● Task directions: Count every line below in which "text" occurs, then give only the count.

===== Given entries =====

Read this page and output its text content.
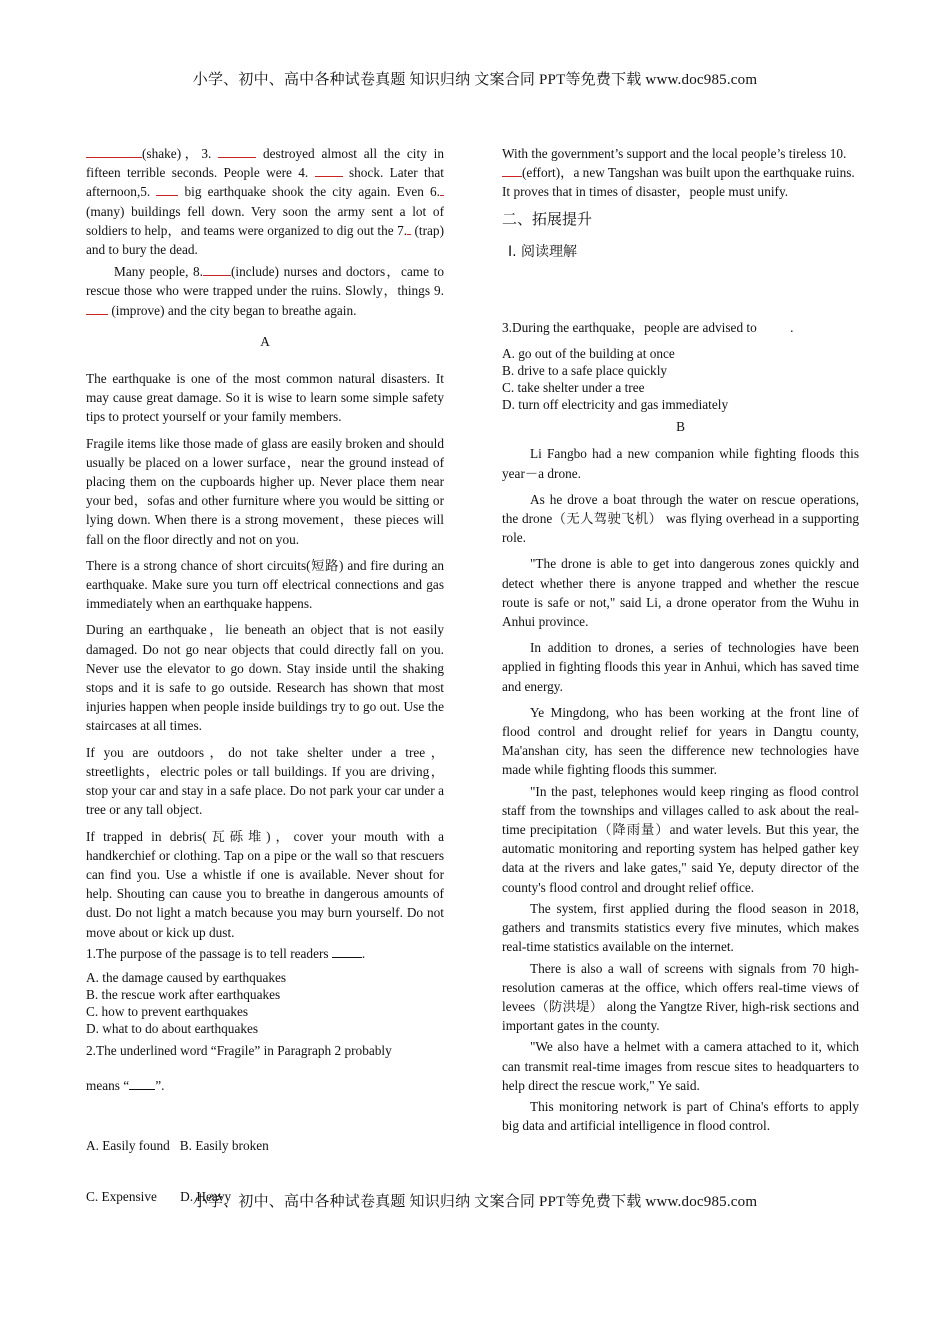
小学、初中、高中各种试卷真题 知识归纳 文案合同 PPT等免费下载 www.doc985.com

(shake)，3.	destroyed almost all the city in fifteen terrible seconds. People were 4.  shock. Later that afternoon,5.  big earthquake shook the city again. Even 6. (many) buildings fell down. Very soon the army sent a lot of soldiers to help，and teams were organized to dig out the 7. (trap) and to bury the dead.

Many people, 8. (include) nurses and doctors，came to rescue those who were trapped under the ruins. Slowly，things 9.  (improve) and the city began to breathe again.

A

The earthquake is one of the most common natural disasters. It may cause great damage. So it is wise to learn some simple safety tips to protect yourself or your family members.

Fragile items like those made of glass are easily broken and should usually be placed on a lower surface，near the ground instead of placing them on the cupboards higher up. Never place them near your bed，sofas and other furniture where you would be sitting or lying down. When there is a strong movement，these pieces will fall on the floor directly and not on you.

There is a strong chance of short circuits(短路) and fire during an earthquake. Make sure you turn off electrical connections and gas immediately when an earthquake happens.

During an earthquake，lie beneath an object that is not easily damaged. Do not go near objects that could directly fall on you. Never use the elevator to go down. Stay inside until the shaking stops and it is safe to go outside. Research has shown that most injuries happen when people inside buildings try to go out. Use the staircases at all times.

If you are outdoors，do not take shelter under a tree，streetlights，electric poles or tall buildings. If you are driving，stop your car and stay in a safe place. Do not park your car under a tree or any tall object.

If trapped in debris(瓦砾堆)，cover your mouth with a handkerchief or clothing. Tap on a pipe or the wall so that rescuers can find you. Use a whistle if one is available. Never shout for help. Shouting can cause you to breathe in dangerous amounts of dust. Do not light a match because you may burn yourself. Do not move about or kick up dust.

1.The purpose of the passage is to tell readers .

A. the damage caused by earthquakes
B. the rescue work after earthquakes
C. how to prevent earthquakes
D. what to do about earthquakes

2.The underlined word “Fragile” in Paragraph 2 probably

means “ ”.

A. Easily found   B. Easily broken

C. Expensive       D. Heavy

With the government’s support and the local people’s tireless 10.(effort)，a new Tangshan was built upon the earthquake ruins. It proves that in times of disaster，people must unify.

二、拓展提升
Ⅰ. 阅读理解

3.During the earthquake，people are advised to .

A. go out of the building at once
B. drive to a safe place quickly
C. take shelter under a tree
D. turn off electricity and gas immediately

B

Li Fangbo had a new companion while fighting floods this year－a drone.

As he drove a boat through the water on rescue operations, the drone（无人驾驶飞机） was flying overhead in a supporting role.

"The drone is able to get into dangerous zones quickly and detect whether there is anyone trapped and whether the rescue route is safe or not," said Li, a drone operator from the Wuhu in Anhui province.

In addition to drones, a series of technologies have been applied in fighting floods this year in Anhui, which has saved time and energy.

Ye Mingdong, who has been working at the front line of flood control and drought relief for years in Dangtu county, Ma'anshan city, has seen the difference new technologies have made while fighting floods this summer.

"In the past, telephones would keep ringing as flood control staff from the townships and villages called to ask about the real-time precipitation（降雨量）and water levels. But this year, the automatic monitoring and reporting system has helped gather key data at the rivers and lake gates," said Ye, deputy director of the county's flood control and drought relief office.

The system, first applied during the flood season in 2018, gathers and transmits statistics every five minutes, which makes real-time statistics available on the internet.

There is also a wall of screens with signals from 70 high-resolution cameras at the office, which offers real-time views of levees（防洪堤） along the Yangtze River, high-risk sections and important gates in the county.

"We also have a helmet with a camera attached to it, which can transmit real-time images from rescue sites to headquarters to help direct the rescue work," Ye said.

This monitoring network is part of China's efforts to apply big data and artificial intelligence in flood control.

小学、初中、高中各种试卷真题 知识归纳 文案合同 PPT等免费下载 www.doc985.com
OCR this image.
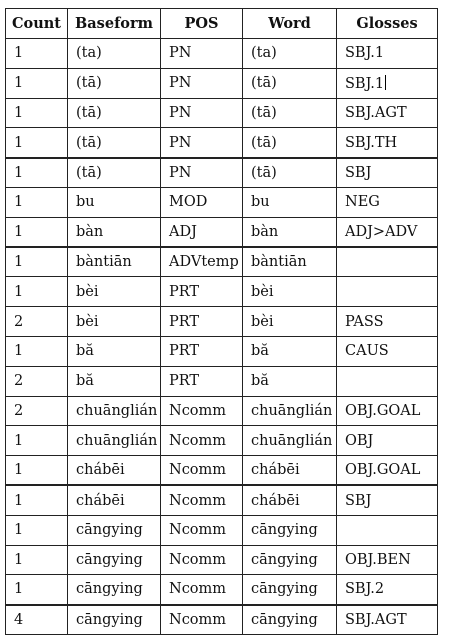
Count	Baseform	POS	Word	Glosses
1	(ta)	PN	(ta)	SBJ.1
1	(tā)	PN	(tā)	SBJ.1
1	(tā)	PN	(tā)	SBJ.AGT
1	(tā)	PN	(tā)	SBJ.TH
1	(tā)	PN	(tā)	SBJ
1	bu	MOD	bu	NEG
1	bàn	ADJ	bàn	ADJ>ADV
1	bàntiān	ADVtemp	bàntiān	
1	bèi	PRT	bèi	
2	bèi	PRT	bèi	PASS
1	bă	PRT	bă	CAUS
2	bă	PRT	bă	
2	chuānglián	Ncomm	chuānglián	OBJ.GOAL
1	chuānglián	Ncomm	chuānglián	OBJ
1	chábēi	Ncomm	chábēi	OBJ.GOAL
1	chábēi	Ncomm	chábēi	SBJ
1	cāngying	Ncomm	cāngying	
1	cāngying	Ncomm	cāngying	OBJ.BEN
1	cāngying	Ncomm	cāngying	SBJ.2
4	cāngying	Ncomm	cāngying	SBJ.AGT
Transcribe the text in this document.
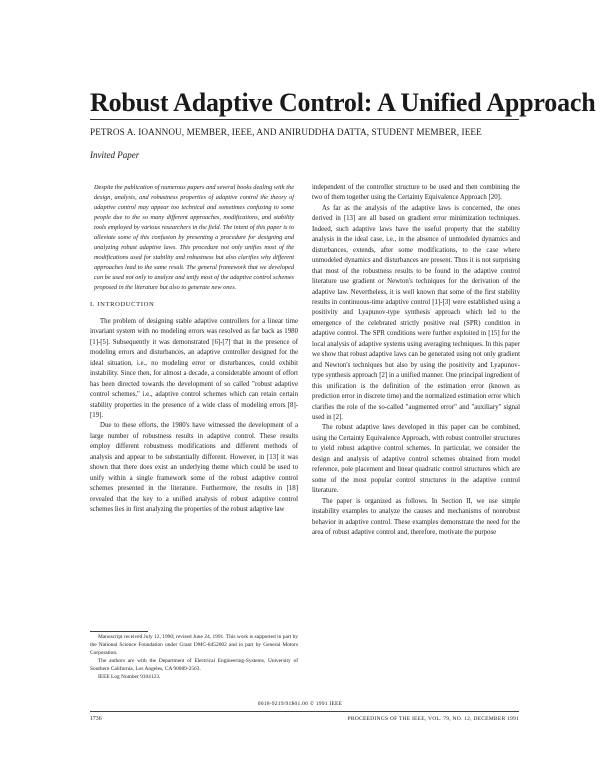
Robust Adaptive Control: A Unified Approach
PETROS A. IOANNOU, MEMBER, IEEE, AND ANIRUDDHA DATTA, STUDENT MEMBER, IEEE
Invited Paper

Despite the publication of numerous papers and several books dealing with the design, analysis, and robustness properties of adaptive control the theory of adaptive control may appear too technical and sometimes confusing to some people due to the so many different approaches, modifications, and stability tools employed by various researchers in the field. The intent of this paper is to alleviate some of this confusion by presenting a procedure for designing and analyzing robust adaptive laws. This procedure not only unifies most of the modifications used for stability and robustness but also clarifies why different approaches lead to the same result. The general framework that we developed can be used not only to analyze and unify most of the adaptive control schemes proposed in the literature but also to generate new ones.

I. INTRODUCTION

The problem of designing stable adaptive controllers for a linear time invariant system with no modeling errors was resolved as far back as 1980 [1]-[5]. Subsequently it was demonstrated [6]-[7] that in the presence of modeling errors and disturbances, an adaptive controller designed for the ideal situation, i.e., no modeling error or disturbances, could exhibit instability. Since then, for almost a decade, a considerable amount of effort has been directed towards the development of so called "robust adaptive control schemes," i.e., adaptive control schemes which can retain certain stability properties in the presence of a wide class of modeling errors [8]-[19].

Due to these efforts, the 1980's have witnessed the development of a large number of robustness results in adaptive control. These results employ different robustness modifications and different methods of analysis and appear to be substantially different. However, in [13] it was shown that there does exist an underlying theme which could be used to unify within a single framework some of the robust adaptive control schemes presented in the literature. Furthermore, the results in [18] revealed that the key to a unified analysis of robust adaptive control schemes lies in first analyzing the properties of the robust adaptive law

Manuscript received July 12, 1990; revised June 24, 1991. This work is supported in part by the National Science Foundation under Grant DMC-8452002 and in part by General Motors Corporation.

The authors are with the Department of Electrical Engineering-Systems, University of Southern California, Los Angeles, CA 90089-2563.

IEEE Log Number 9104123.

independent of the controller structure to be used and then combining the two of them together using the Certainty Equivalence Approach [20].

As far as the analysis of the adaptive laws is concerned, the ones derived in [13] are all based on gradient error minimization techniques. Indeed, such adaptive laws have the useful property that the stability analysis in the ideal case, i.e., in the absence of unmodeled dynamics and disturbances, extends, after some modifications, to the case where unmodeled dynamics and disturbances are present. Thus it is not surprising that most of the robustness results to be found in the adaptive control literature use gradient or Newton's techniques for the derivation of the adaptive law. Nevertheless, it is well known that some of the first stability results in continuous-time adaptive control [1]-[3] were established using a positivity and Lyapunov-type synthesis approach which led to the emergence of the celebrated strictly positive real (SPR) condition in adaptive control. The SPR conditions were further exploited in [15] for the local analysis of adaptive systems using averaging techniques. In this paper we show that robust adaptive laws can be generated using not only gradient and Newton's techniques but also by using the positivity and Lyapunov-type synthesis approach [2] in a unified manner. One principal ingredient of this unification is the definition of the estimation error (known as prediction error in discrete time) and the normalized estimation error which clarifies the role of the so-called "augmented error" and "auxiliary" signal used in [2].

The robust adaptive laws developed in this paper can be combined, using the Certainty Equivalence Approach, with robust controller structures to yield robust adaptive control schemes. In particular, we consider the design and analysis of adaptive control schemes obtained from model reference, pole placement and linear quadratic control structures which are some of the most popular control structures in the adaptive control literature.

The paper is organized as follows. In Section II, we use simple instability examples to analyze the causes and mechanisms of nonrobust behavior in adaptive control. These examples demonstrate the need for the area of robust adaptive control and, therefore, motivate the purpose

0018-9219/91$01.00 © 1991 IEEE
1736	PROCEEDINGS OF THE IEEE, VOL. 79, NO. 12, DECEMBER 1991
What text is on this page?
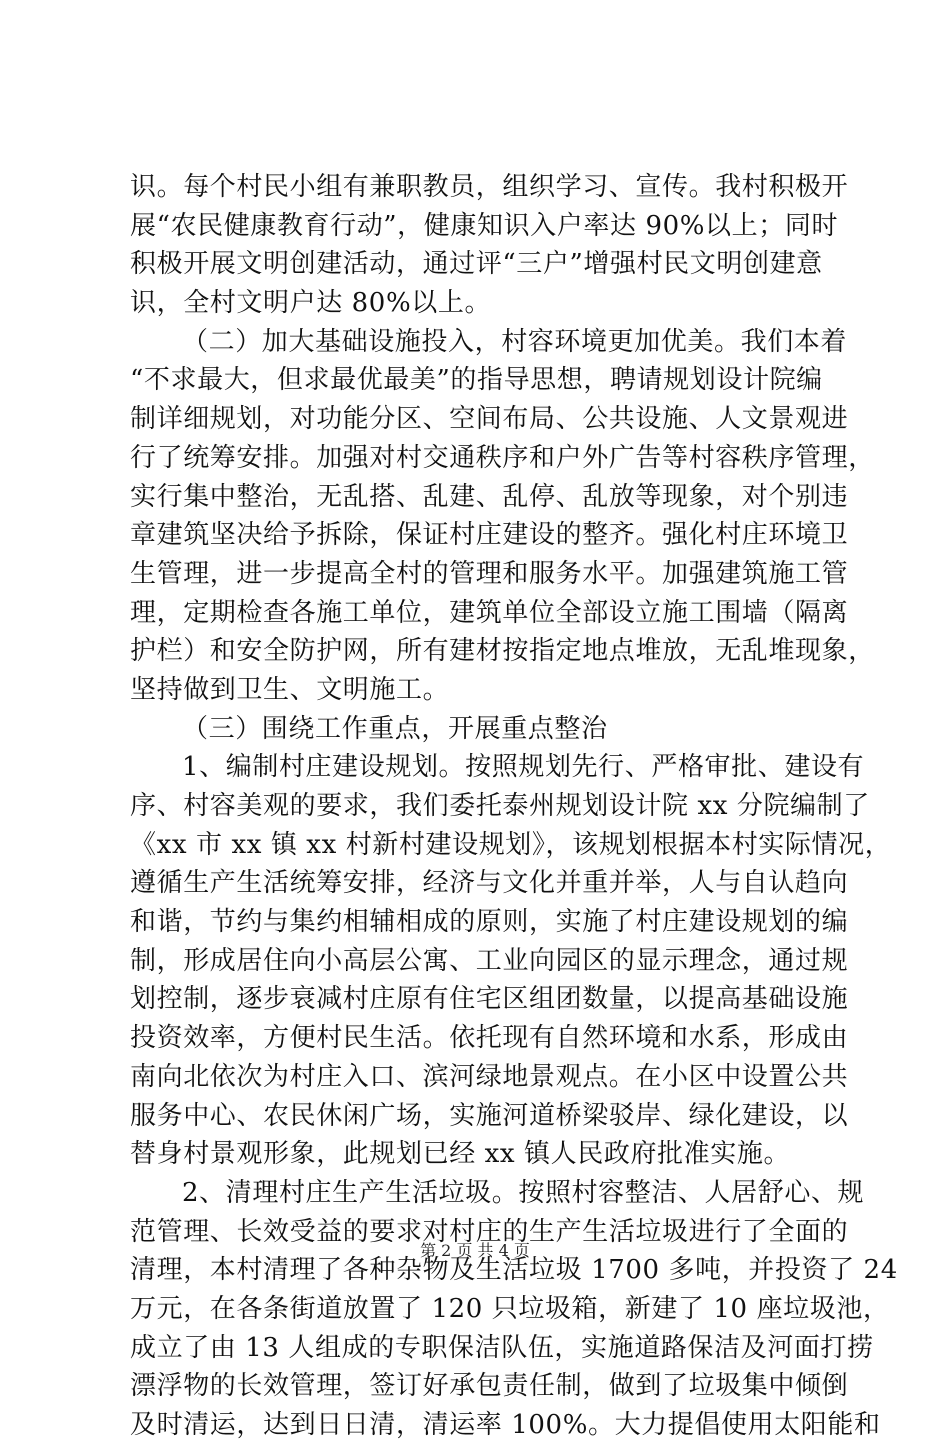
识。每个村民小组有兼职教员，组织学习、宣传。我村积极开
展“农民健康教育行动”，健康知识入户率达 90%以上；同时
积极开展文明创建活动，通过评“三户”增强村民文明创建意
识，全村文明户达 80%以上。
（二）加大基础设施投入，村容环境更加优美。我们本着
“不求最大，但求最优最美”的指导思想，聘请规划设计院编
制详细规划，对功能分区、空间布局、公共设施、人文景观进
行了统筹安排。加强对村交通秩序和户外广告等村容秩序管理，
实行集中整治，无乱搭、乱建、乱停、乱放等现象，对个别违
章建筑坚决给予拆除，保证村庄建设的整齐。强化村庄环境卫
生管理，进一步提高全村的管理和服务水平。加强建筑施工管
理，定期检查各施工单位，建筑单位全部设立施工围墙（隔离
护栏）和安全防护网，所有建材按指定地点堆放，无乱堆现象，
坚持做到卫生、文明施工。
（三）围绕工作重点，开展重点整治
1、编制村庄建设规划。按照规划先行、严格审批、建设有
序、村容美观的要求，我们委托泰州规划设计院 xx 分院编制了
《xx 市 xx 镇 xx 村新村建设规划》，该规划根据本村实际情况，
遵循生产生活统筹安排，经济与文化并重并举，人与自认趋向
和谐，节约与集约相辅相成的原则，实施了村庄建设规划的编
制，形成居住向小高层公寓、工业向园区的显示理念，通过规
划控制，逐步衰减村庄原有住宅区组团数量，以提高基础设施
投资效率，方便村民生活。依托现有自然环境和水系，形成由
南向北依次为村庄入口、滨河绿地景观点。在小区中设置公共
服务中心、农民休闲广场，实施河道桥梁驳岸、绿化建设，以
替身村景观形象，此规划已经 xx 镇人民政府批准实施。
2、清理村庄生产生活垃圾。按照村容整洁、人居舒心、规
范管理、长效受益的要求对村庄的生产生活垃圾进行了全面的
清理，本村清理了各种杂物及生活垃圾 1700 多吨，并投资了 24
万元，在各条街道放置了 120 只垃圾箱，新建了 10 座垃圾池，
成立了由 13 人组成的专职保洁队伍，实施道路保洁及河面打捞
漂浮物的长效管理，签订好承包责任制，做到了垃圾集中倾倒
及时清运，达到日日清，清运率 100%。大力提倡使用太阳能和
第 2 页 共 4 页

=====

● Task response: 3